▶ TASK PROMPT
Copy out each line below that has the word "this" in it.

▶ DATA SHOWN
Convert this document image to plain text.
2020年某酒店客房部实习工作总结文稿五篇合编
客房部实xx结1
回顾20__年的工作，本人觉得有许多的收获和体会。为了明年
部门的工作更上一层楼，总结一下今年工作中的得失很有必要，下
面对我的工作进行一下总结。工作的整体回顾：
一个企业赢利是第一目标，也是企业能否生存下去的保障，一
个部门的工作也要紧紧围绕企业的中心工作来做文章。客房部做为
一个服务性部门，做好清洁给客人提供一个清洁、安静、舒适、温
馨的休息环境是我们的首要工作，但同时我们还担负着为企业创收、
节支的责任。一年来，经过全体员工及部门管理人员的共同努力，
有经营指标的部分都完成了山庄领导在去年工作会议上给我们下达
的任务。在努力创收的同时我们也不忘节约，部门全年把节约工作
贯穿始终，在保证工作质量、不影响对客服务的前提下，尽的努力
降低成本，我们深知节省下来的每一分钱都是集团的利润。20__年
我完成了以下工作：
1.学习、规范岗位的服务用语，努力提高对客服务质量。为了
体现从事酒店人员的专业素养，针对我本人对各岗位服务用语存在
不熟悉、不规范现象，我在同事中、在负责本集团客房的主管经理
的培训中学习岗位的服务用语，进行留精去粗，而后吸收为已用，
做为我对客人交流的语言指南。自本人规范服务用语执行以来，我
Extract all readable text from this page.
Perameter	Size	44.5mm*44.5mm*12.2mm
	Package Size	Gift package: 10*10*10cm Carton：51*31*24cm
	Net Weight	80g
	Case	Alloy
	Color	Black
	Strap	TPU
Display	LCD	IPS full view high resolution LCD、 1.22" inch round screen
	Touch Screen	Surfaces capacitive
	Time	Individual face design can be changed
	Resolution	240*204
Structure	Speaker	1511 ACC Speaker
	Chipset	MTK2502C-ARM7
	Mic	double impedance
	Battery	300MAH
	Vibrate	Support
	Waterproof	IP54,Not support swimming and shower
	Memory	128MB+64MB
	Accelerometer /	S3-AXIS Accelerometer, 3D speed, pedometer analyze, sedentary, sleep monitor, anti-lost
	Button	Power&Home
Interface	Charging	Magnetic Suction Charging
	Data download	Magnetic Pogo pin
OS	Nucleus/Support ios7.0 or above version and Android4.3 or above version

▶ SOLUTION
Convert this document image to plain text.
Extract all readable text from this page.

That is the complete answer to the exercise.